Aim:
Omit all pictures. Copy the rest of the material exactly.
++++ The data ++++
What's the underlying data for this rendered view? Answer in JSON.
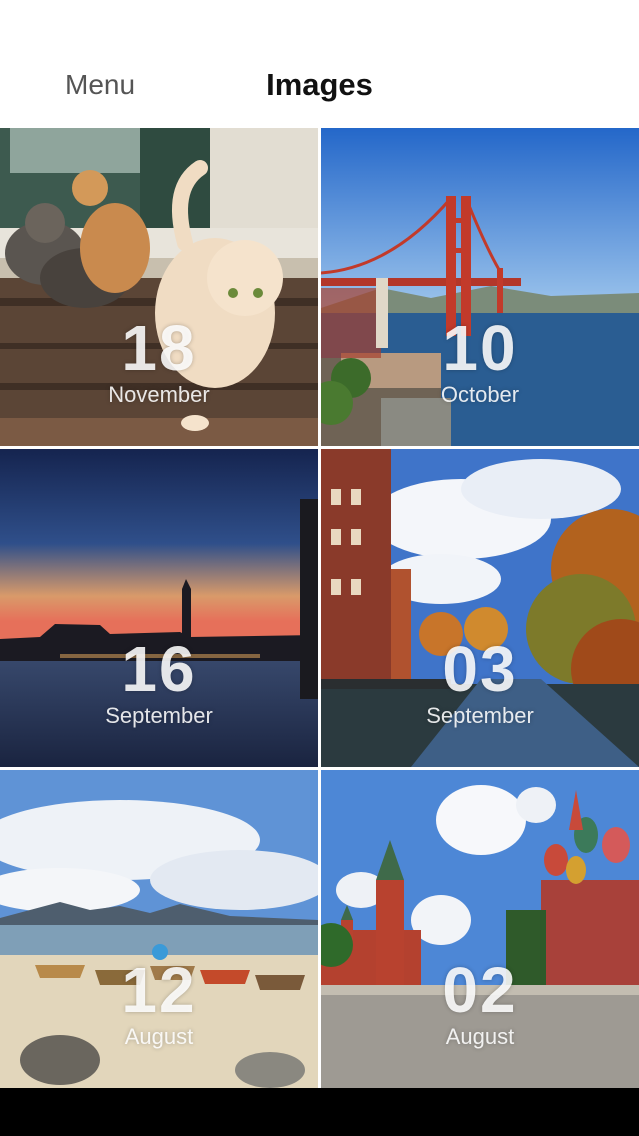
{
  "navbar": {
    "menu_label": "Menu",
    "title": "Images"
  },
  "tiles": [
    {
      "day": "18",
      "month": "November",
      "subject": "cats on a wooden step"
    },
    {
      "day": "10",
      "month": "October",
      "subject": "red suspension bridge over bay"
    },
    {
      "day": "16",
      "month": "September",
      "subject": "city silhouette at sunset over water"
    },
    {
      "day": "03",
      "month": "September",
      "subject": "canal with brick buildings and autumn trees"
    },
    {
      "day": "12",
      "month": "August",
      "subject": "beach with boats and mountains"
    },
    {
      "day": "02",
      "month": "August",
      "subject": "square with red tower and domed cathedral"
    }
  ],
  "colors": {
    "navbar_bg": "#ffffff",
    "menu_text": "#555555",
    "title_text": "#111111",
    "bottom_bar": "#000000"
  }
}
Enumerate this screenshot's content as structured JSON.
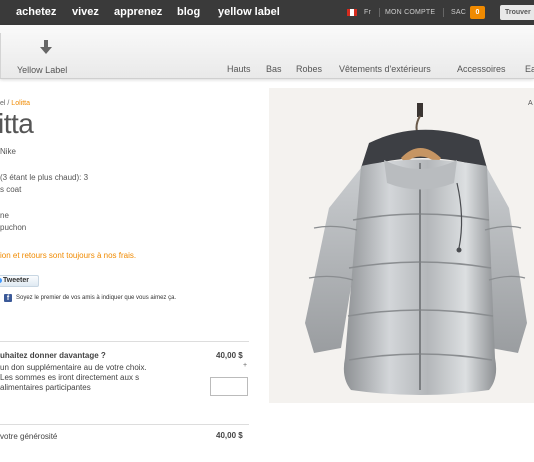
{
  "top_nav": {
    "links": [
      "achetez",
      "vivez",
      "apprenez",
      "blog",
      "yellow label"
    ],
    "language": "Fr",
    "account": "MON COMPTE",
    "bag_label": "SAC",
    "bag_count": "0",
    "search_button": "Trouver"
  },
  "sub_nav": {
    "yellow_label": "Yellow Label",
    "categories": [
      "Hauts",
      "Bas",
      "Robes",
      "Vêtements d'extérieurs",
      "Accessoires",
      "Ea"
    ]
  },
  "product": {
    "breadcrumb_prefix": "el /",
    "breadcrumb_current": "Lolitta",
    "title": "itta",
    "brand": "Nike",
    "warmth": "(3 étant le plus chaud): 3",
    "type": "s coat",
    "feature_1": "ne",
    "feature_2": "puchon",
    "shipping_note": "ion et retours sont toujours à nos frais.",
    "zoom_label": "A"
  },
  "social": {
    "tweet_label": "Tweeter",
    "facebook_text": "Soyez le premier de vos amis à indiquer que vous aimez ça."
  },
  "donation": {
    "title": "uhaitez donner davantage ?",
    "price": "40,00 $",
    "plus": "+",
    "description": "un don supplémentaire au de votre choix. Les sommes es iront directement aux s alimentaires participantes",
    "generosity_label": "votre générosité",
    "generosity_value": "40,00 $"
  },
  "colors": {
    "accent": "#f08a00",
    "top_bar": "#3a3a3a",
    "facebook": "#3b5998"
  }
}
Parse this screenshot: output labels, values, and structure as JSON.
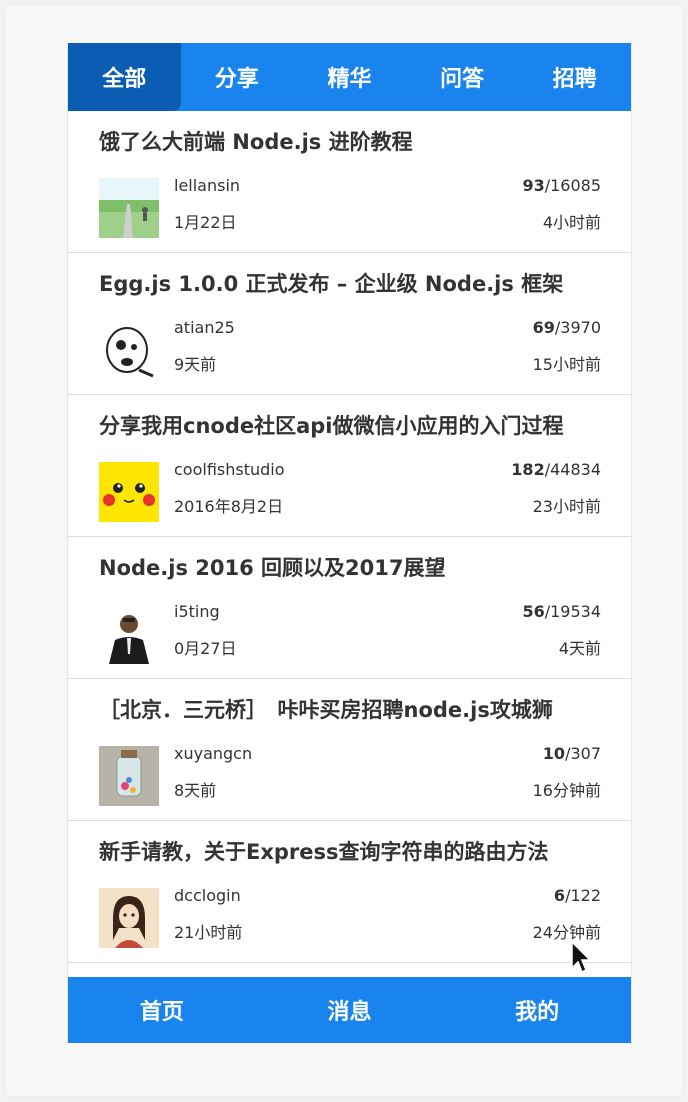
{
  "tabs": [
    "全部",
    "分享",
    "精华",
    "问答",
    "招聘"
  ],
  "topics": [
    {
      "title": "饿了么大前端 Node.js 进阶教程",
      "author": "lellansin",
      "created": "1月22日",
      "replies": "93",
      "visits": "/16085",
      "last_reply": "4小时前"
    },
    {
      "title": "Egg.js 1.0.0 正式发布 – 企业级 Node.js 框架",
      "author": "atian25",
      "created": "9天前",
      "replies": "69",
      "visits": "/3970",
      "last_reply": "15小时前"
    },
    {
      "title": "分享我用cnode社区api做微信小应用的入门过程",
      "author": "coolfishstudio",
      "created": "2016年8月2日",
      "replies": "182",
      "visits": "/44834",
      "last_reply": "23小时前"
    },
    {
      "title": "Node.js 2016 回顾以及2017展望",
      "author": "i5ting",
      "created": "0月27日",
      "replies": "56",
      "visits": "/19534",
      "last_reply": "4天前"
    },
    {
      "title": "［北京．三元桥］　咔咔买房招聘node.js攻城狮",
      "author": "xuyangcn",
      "created": "8天前",
      "replies": "10",
      "visits": "/307",
      "last_reply": "16分钟前"
    },
    {
      "title": "新手请教，关于Express查询字符串的路由方法",
      "author": "dcclogin",
      "created": "21小时前",
      "replies": "6",
      "visits": "/122",
      "last_reply": "24分钟前"
    }
  ],
  "bottom_nav": [
    "首页",
    "消息",
    "我的"
  ],
  "colors": {
    "primary": "#1a84ee",
    "active_tab": "#0b5db4"
  }
}
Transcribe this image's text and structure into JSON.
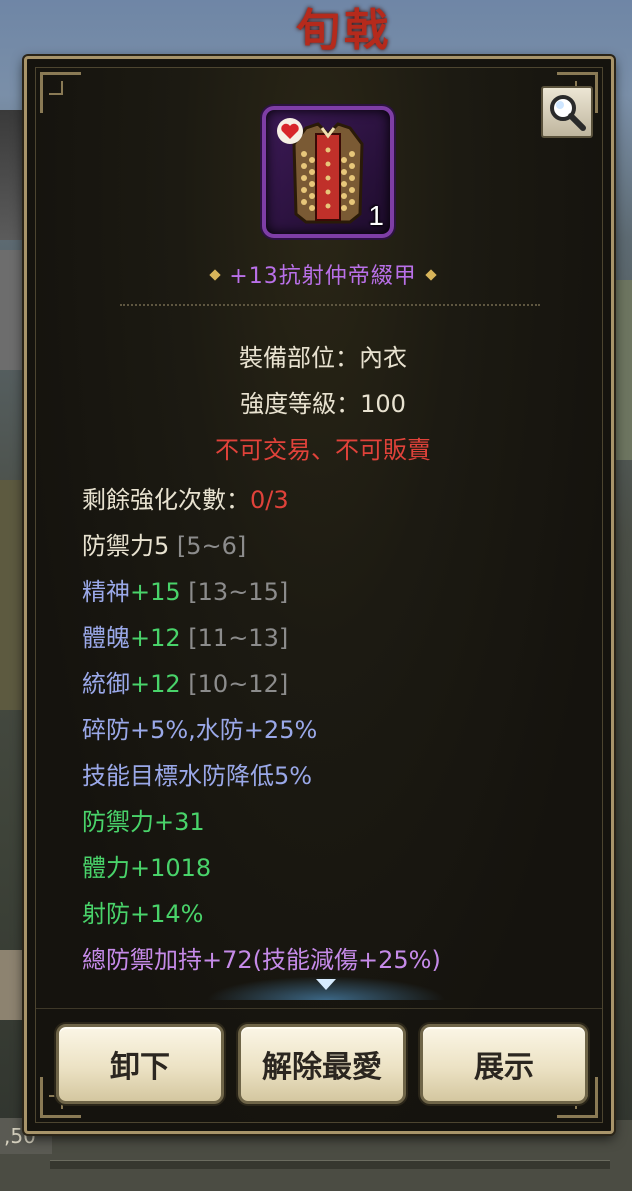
{
  "background": {
    "title_fragment": "旬戟",
    "bottom_left_text": ",50"
  },
  "item": {
    "name": "+13抗射仲帝綴甲",
    "count": "1",
    "rarity_color": "#b970e8"
  },
  "info": {
    "slot": "裝備部位：內衣",
    "level": "強度等級：100",
    "trade_notice": "不可交易、不可販賣"
  },
  "stats": [
    {
      "label": "剩餘強化次數：",
      "value": "0/3",
      "range": ""
    },
    {
      "label": "防禦力5",
      "value": "",
      "range": "[5~6]"
    },
    {
      "label": "精神",
      "value": "+15",
      "range": "[13~15]"
    },
    {
      "label": "體魄",
      "value": "+12",
      "range": "[11~13]"
    },
    {
      "label": "統御",
      "value": "+12",
      "range": "[10~12]"
    },
    {
      "label": "碎防+5%,水防+25%",
      "value": "",
      "range": ""
    },
    {
      "label": "技能目標水防降低5%",
      "value": "",
      "range": ""
    },
    {
      "label": "防禦力+31",
      "value": "",
      "range": ""
    },
    {
      "label": "體力+1018",
      "value": "",
      "range": ""
    },
    {
      "label": "射防+14%",
      "value": "",
      "range": ""
    },
    {
      "label": "總防禦加持+72(技能減傷+25%)",
      "value": "",
      "range": ""
    }
  ],
  "buttons": {
    "unequip": "卸下",
    "unfavorite": "解除最愛",
    "show": "展示"
  },
  "icons": {
    "zoom": "magnifier-icon",
    "favorite": "heart-icon",
    "scroll": "chevron-down-icon",
    "item": "armor-vest-icon"
  },
  "colors": {
    "panel_border": "#a8946a",
    "red_text": "#e0423a",
    "blue_text": "#9aa8e8",
    "green_text": "#49d36a",
    "gray_text": "#8c8c8c"
  }
}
++++
Full solution:
What's the underlying data for this rendered view? Answer in JSON.
{
  "navbar": {
    "menu_label": "Menu",
    "title": "Images"
  },
  "tiles": [
    {
      "day": "18",
      "month": "November",
      "subject": "cats on a wooden step"
    },
    {
      "day": "10",
      "month": "October",
      "subject": "red suspension bridge over bay"
    },
    {
      "day": "16",
      "month": "September",
      "subject": "city silhouette at sunset over water"
    },
    {
      "day": "03",
      "month": "September",
      "subject": "canal with brick buildings and autumn trees"
    },
    {
      "day": "12",
      "month": "August",
      "subject": "beach with boats and mountains"
    },
    {
      "day": "02",
      "month": "August",
      "subject": "square with red tower and domed cathedral"
    }
  ],
  "colors": {
    "navbar_bg": "#ffffff",
    "menu_text": "#555555",
    "title_text": "#111111",
    "bottom_bar": "#000000"
  }
}
Enumerate this screenshot's content as structured JSON.
{
  "top_nav": {
    "links": [
      "achetez",
      "vivez",
      "apprenez",
      "blog",
      "yellow label"
    ],
    "language": "Fr",
    "account": "MON COMPTE",
    "bag_label": "SAC",
    "bag_count": "0",
    "search_button": "Trouver"
  },
  "sub_nav": {
    "yellow_label": "Yellow Label",
    "categories": [
      "Hauts",
      "Bas",
      "Robes",
      "Vêtements d'extérieurs",
      "Accessoires",
      "Ea"
    ]
  },
  "product": {
    "breadcrumb_prefix": "el /",
    "breadcrumb_current": "Lolitta",
    "title": "itta",
    "brand": "Nike",
    "warmth": "(3 étant le plus chaud): 3",
    "type": "s coat",
    "feature_1": "ne",
    "feature_2": "puchon",
    "shipping_note": "ion et retours sont toujours à nos frais.",
    "zoom_label": "A"
  },
  "social": {
    "tweet_label": "Tweeter",
    "facebook_text": "Soyez le premier de vos amis à indiquer que vous aimez ça."
  },
  "donation": {
    "title": "uhaitez donner davantage ?",
    "price": "40,00 $",
    "plus": "+",
    "description": "un don supplémentaire au de votre choix. Les sommes es iront directement aux s alimentaires participantes",
    "generosity_label": "votre générosité",
    "generosity_value": "40,00 $"
  },
  "colors": {
    "accent": "#f08a00",
    "top_bar": "#3a3a3a",
    "facebook": "#3b5998"
  }
}
Parse this screenshot: output labels, values, and structure as JSON.
{
  "tabs": [
    "全部",
    "分享",
    "精华",
    "问答",
    "招聘"
  ],
  "topics": [
    {
      "title": "饿了么大前端 Node.js 进阶教程",
      "author": "lellansin",
      "created": "1月22日",
      "replies": "93",
      "visits": "/16085",
      "last_reply": "4小时前"
    },
    {
      "title": "Egg.js 1.0.0 正式发布 – 企业级 Node.js 框架",
      "author": "atian25",
      "created": "9天前",
      "replies": "69",
      "visits": "/3970",
      "last_reply": "15小时前"
    },
    {
      "title": "分享我用cnode社区api做微信小应用的入门过程",
      "author": "coolfishstudio",
      "created": "2016年8月2日",
      "replies": "182",
      "visits": "/44834",
      "last_reply": "23小时前"
    },
    {
      "title": "Node.js 2016 回顾以及2017展望",
      "author": "i5ting",
      "created": "0月27日",
      "replies": "56",
      "visits": "/19534",
      "last_reply": "4天前"
    },
    {
      "title": "［北京．三元桥］　咔咔买房招聘node.js攻城狮",
      "author": "xuyangcn",
      "created": "8天前",
      "replies": "10",
      "visits": "/307",
      "last_reply": "16分钟前"
    },
    {
      "title": "新手请教，关于Express查询字符串的路由方法",
      "author": "dcclogin",
      "created": "21小时前",
      "replies": "6",
      "visits": "/122",
      "last_reply": "24分钟前"
    }
  ],
  "bottom_nav": [
    "首页",
    "消息",
    "我的"
  ],
  "colors": {
    "primary": "#1a84ee",
    "active_tab": "#0b5db4"
  }
}
Transcribe this image's text and structure into JSON.
{
  "background": {
    "title_fragment": "旬戟",
    "bottom_left_text": ",50"
  },
  "item": {
    "name": "+13抗射仲帝綴甲",
    "count": "1",
    "rarity_color": "#b970e8"
  },
  "info": {
    "slot": "裝備部位：內衣",
    "level": "強度等級：100",
    "trade_notice": "不可交易、不可販賣"
  },
  "stats": [
    {
      "label": "剩餘強化次數：",
      "value": "0/3",
      "range": ""
    },
    {
      "label": "防禦力5",
      "value": "",
      "range": "[5~6]"
    },
    {
      "label": "精神",
      "value": "+15",
      "range": "[13~15]"
    },
    {
      "label": "體魄",
      "value": "+12",
      "range": "[11~13]"
    },
    {
      "label": "統御",
      "value": "+12",
      "range": "[10~12]"
    },
    {
      "label": "碎防+5%,水防+25%",
      "value": "",
      "range": ""
    },
    {
      "label": "技能目標水防降低5%",
      "value": "",
      "range": ""
    },
    {
      "label": "防禦力+31",
      "value": "",
      "range": ""
    },
    {
      "label": "體力+1018",
      "value": "",
      "range": ""
    },
    {
      "label": "射防+14%",
      "value": "",
      "range": ""
    },
    {
      "label": "總防禦加持+72(技能減傷+25%)",
      "value": "",
      "range": ""
    }
  ],
  "buttons": {
    "unequip": "卸下",
    "unfavorite": "解除最愛",
    "show": "展示"
  },
  "icons": {
    "zoom": "magnifier-icon",
    "favorite": "heart-icon",
    "scroll": "chevron-down-icon",
    "item": "armor-vest-icon"
  },
  "colors": {
    "panel_border": "#a8946a",
    "red_text": "#e0423a",
    "blue_text": "#9aa8e8",
    "green_text": "#49d36a",
    "gray_text": "#8c8c8c"
  }
}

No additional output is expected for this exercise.